Repeat verbatim each line from the line with "Transcribe this image's" to the end of the entries. Pictures do not belong in the copy.

(Stored data entries)

>> START

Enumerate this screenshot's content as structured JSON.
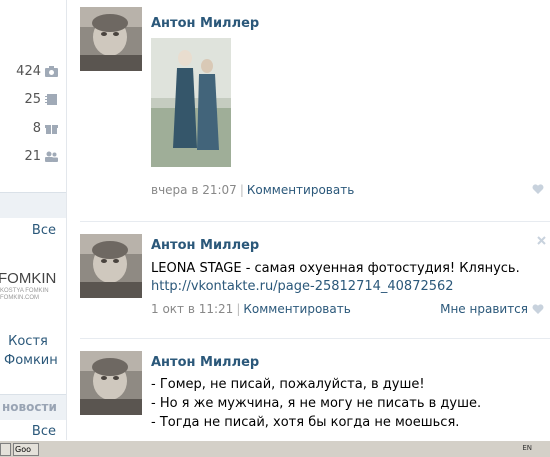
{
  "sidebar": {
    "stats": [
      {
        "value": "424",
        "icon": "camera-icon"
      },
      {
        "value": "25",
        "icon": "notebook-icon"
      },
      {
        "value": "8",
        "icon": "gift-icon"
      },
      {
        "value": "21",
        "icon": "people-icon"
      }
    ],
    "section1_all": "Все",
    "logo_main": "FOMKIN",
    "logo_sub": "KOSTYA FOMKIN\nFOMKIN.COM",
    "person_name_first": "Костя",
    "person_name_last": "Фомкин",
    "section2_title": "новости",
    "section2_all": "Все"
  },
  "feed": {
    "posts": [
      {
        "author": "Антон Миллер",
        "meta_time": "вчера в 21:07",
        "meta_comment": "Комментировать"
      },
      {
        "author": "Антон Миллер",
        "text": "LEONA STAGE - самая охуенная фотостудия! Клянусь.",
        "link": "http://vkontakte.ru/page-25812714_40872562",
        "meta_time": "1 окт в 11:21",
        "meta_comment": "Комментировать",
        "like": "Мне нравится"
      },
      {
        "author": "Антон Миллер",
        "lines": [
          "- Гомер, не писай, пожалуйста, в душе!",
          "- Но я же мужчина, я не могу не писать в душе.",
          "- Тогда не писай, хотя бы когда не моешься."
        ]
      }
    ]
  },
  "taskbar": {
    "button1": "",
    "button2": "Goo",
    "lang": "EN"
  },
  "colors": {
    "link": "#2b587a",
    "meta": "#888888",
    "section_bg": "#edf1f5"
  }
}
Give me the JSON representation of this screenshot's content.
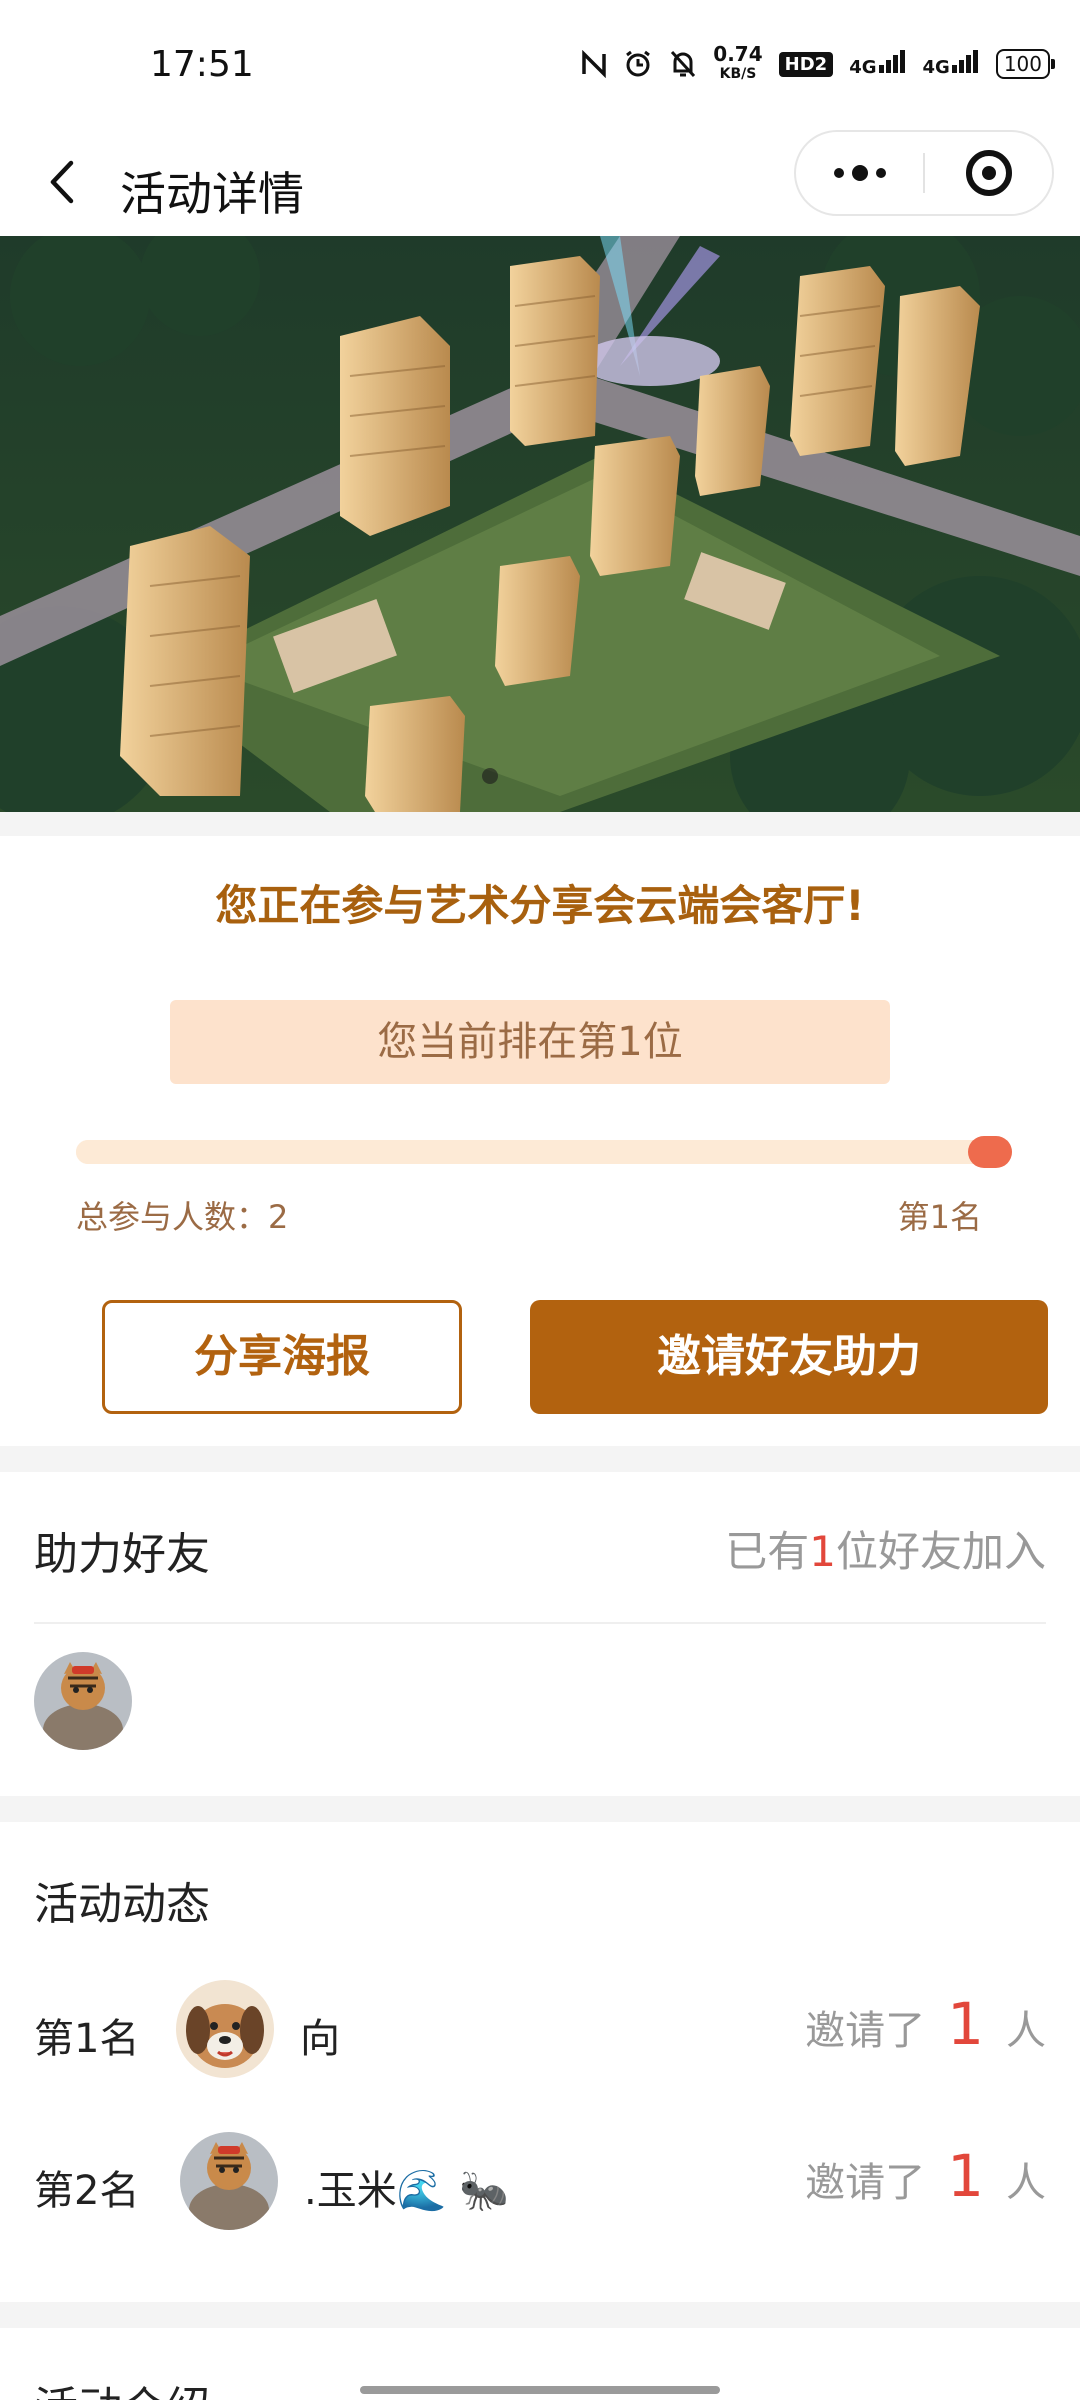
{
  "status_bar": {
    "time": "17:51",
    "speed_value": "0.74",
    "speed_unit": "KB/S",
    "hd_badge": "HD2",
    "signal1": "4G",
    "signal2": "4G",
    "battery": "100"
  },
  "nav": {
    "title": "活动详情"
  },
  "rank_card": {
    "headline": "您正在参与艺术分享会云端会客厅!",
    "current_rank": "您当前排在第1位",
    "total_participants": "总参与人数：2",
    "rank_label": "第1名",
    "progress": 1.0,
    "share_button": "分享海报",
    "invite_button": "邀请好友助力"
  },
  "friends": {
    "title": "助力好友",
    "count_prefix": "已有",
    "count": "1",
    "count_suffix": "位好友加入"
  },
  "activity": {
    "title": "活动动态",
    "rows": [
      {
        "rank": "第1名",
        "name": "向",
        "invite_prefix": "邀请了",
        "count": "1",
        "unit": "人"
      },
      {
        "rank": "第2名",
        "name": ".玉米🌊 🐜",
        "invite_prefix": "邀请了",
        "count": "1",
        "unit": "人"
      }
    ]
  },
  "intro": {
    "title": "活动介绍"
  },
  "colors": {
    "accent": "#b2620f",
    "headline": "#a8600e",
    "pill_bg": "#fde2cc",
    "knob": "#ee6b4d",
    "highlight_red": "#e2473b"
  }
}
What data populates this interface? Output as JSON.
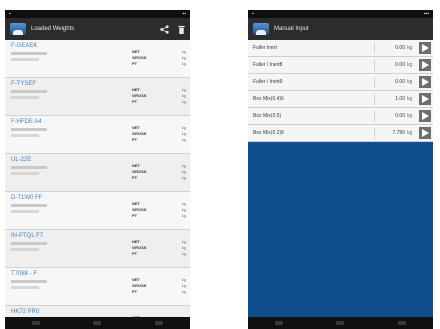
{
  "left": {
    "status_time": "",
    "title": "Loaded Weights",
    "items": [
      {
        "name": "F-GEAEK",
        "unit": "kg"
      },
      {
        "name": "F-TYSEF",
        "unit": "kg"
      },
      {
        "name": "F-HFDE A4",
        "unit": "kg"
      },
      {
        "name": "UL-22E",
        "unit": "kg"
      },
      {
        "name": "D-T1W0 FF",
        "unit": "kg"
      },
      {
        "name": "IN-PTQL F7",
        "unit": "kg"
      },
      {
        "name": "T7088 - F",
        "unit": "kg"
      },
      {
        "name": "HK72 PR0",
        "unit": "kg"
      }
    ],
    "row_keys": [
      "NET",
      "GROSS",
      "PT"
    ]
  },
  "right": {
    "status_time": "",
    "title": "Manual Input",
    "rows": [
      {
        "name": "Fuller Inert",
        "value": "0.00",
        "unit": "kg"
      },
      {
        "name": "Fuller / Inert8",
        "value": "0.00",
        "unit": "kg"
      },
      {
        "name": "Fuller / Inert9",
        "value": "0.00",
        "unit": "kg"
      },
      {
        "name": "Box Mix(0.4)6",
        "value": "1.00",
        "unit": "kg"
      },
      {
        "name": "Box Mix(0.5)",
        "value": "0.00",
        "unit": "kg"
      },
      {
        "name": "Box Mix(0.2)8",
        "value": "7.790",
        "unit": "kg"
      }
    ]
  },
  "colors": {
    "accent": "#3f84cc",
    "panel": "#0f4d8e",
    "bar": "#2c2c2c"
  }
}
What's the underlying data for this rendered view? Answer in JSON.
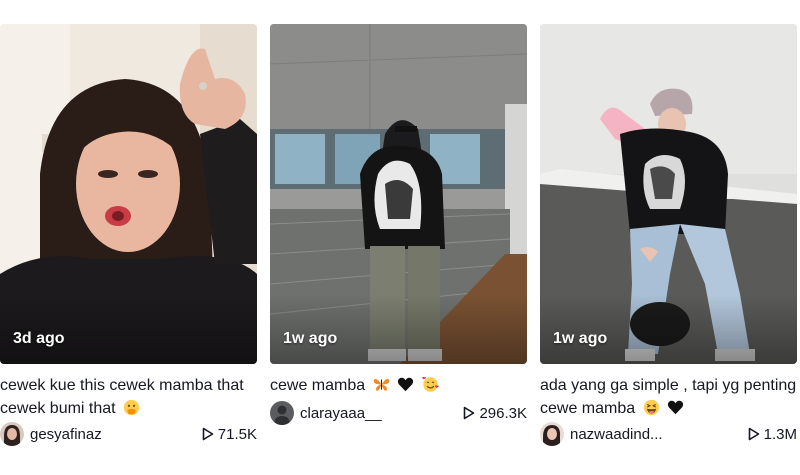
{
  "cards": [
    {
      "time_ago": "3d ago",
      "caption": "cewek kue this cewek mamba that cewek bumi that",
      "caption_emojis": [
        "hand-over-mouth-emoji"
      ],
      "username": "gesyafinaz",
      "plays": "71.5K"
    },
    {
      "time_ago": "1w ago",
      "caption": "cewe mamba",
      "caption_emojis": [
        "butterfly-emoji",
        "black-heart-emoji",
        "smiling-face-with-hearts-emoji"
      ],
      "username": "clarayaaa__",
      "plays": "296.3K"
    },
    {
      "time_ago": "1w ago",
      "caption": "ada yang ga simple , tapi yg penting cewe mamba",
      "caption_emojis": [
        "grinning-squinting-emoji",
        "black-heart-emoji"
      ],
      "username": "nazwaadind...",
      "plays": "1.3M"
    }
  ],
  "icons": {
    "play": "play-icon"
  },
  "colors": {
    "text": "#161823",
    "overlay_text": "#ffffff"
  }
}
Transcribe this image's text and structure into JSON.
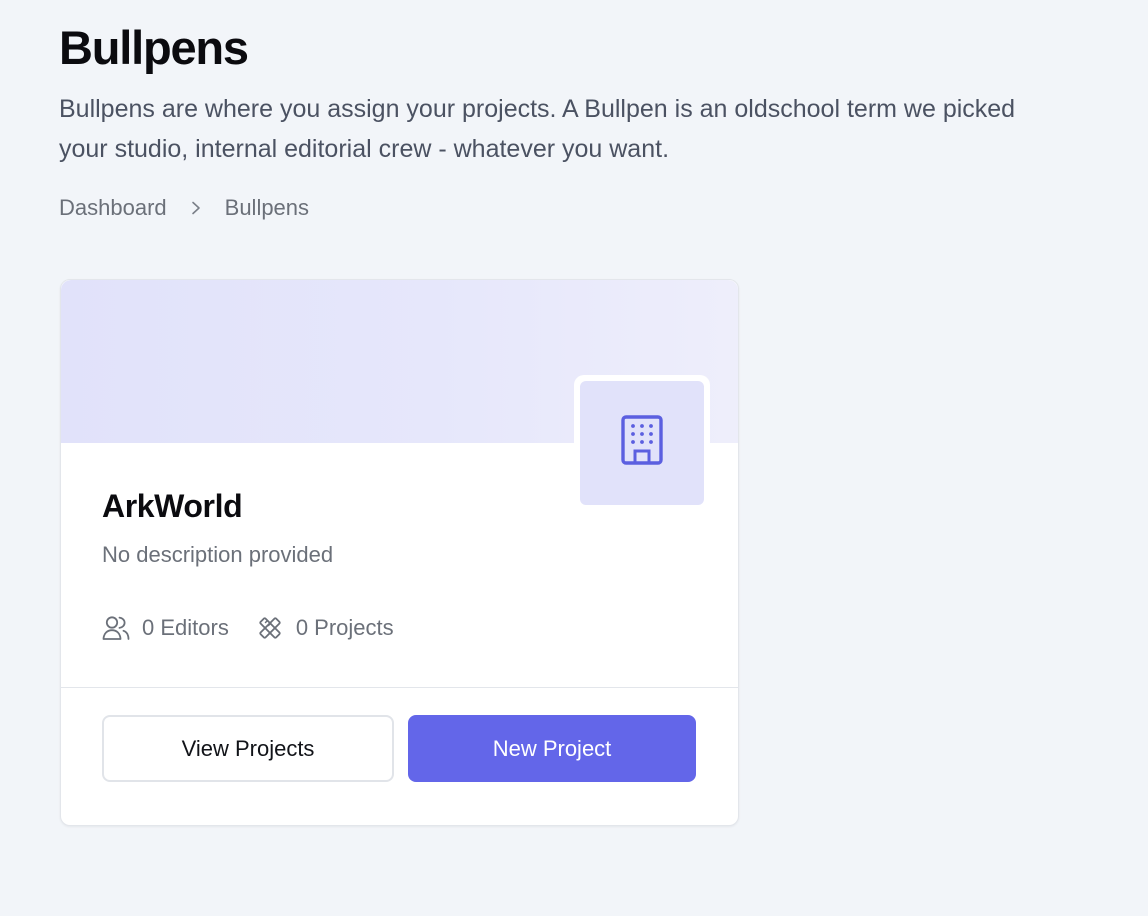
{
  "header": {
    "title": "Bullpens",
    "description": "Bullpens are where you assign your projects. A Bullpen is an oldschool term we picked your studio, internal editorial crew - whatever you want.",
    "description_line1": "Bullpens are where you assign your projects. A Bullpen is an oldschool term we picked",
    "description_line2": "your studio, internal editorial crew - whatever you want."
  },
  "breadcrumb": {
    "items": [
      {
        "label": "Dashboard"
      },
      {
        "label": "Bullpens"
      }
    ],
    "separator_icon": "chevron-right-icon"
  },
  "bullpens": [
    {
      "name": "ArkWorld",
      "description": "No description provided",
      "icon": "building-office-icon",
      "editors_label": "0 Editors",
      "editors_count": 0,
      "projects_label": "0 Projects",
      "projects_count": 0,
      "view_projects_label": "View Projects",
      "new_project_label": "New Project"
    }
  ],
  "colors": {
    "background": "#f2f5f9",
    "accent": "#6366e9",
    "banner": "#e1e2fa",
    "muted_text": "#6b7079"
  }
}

>> END

▶ _RESULT OF THIS TASK_:
Transcribe this image's text and structure into JSON.
{
  "header": {
    "title": "Bullpens",
    "description": "Bullpens are where you assign your projects. A Bullpen is an oldschool term we picked your studio, internal editorial crew - whatever you want.",
    "description_line1": "Bullpens are where you assign your projects. A Bullpen is an oldschool term we picked",
    "description_line2": "your studio, internal editorial crew - whatever you want."
  },
  "breadcrumb": {
    "items": [
      {
        "label": "Dashboard"
      },
      {
        "label": "Bullpens"
      }
    ],
    "separator_icon": "chevron-right-icon"
  },
  "bullpens": [
    {
      "name": "ArkWorld",
      "description": "No description provided",
      "icon": "building-office-icon",
      "editors_label": "0 Editors",
      "editors_count": 0,
      "projects_label": "0 Projects",
      "projects_count": 0,
      "view_projects_label": "View Projects",
      "new_project_label": "New Project"
    }
  ],
  "colors": {
    "background": "#f2f5f9",
    "accent": "#6366e9",
    "banner": "#e1e2fa",
    "muted_text": "#6b7079"
  }
}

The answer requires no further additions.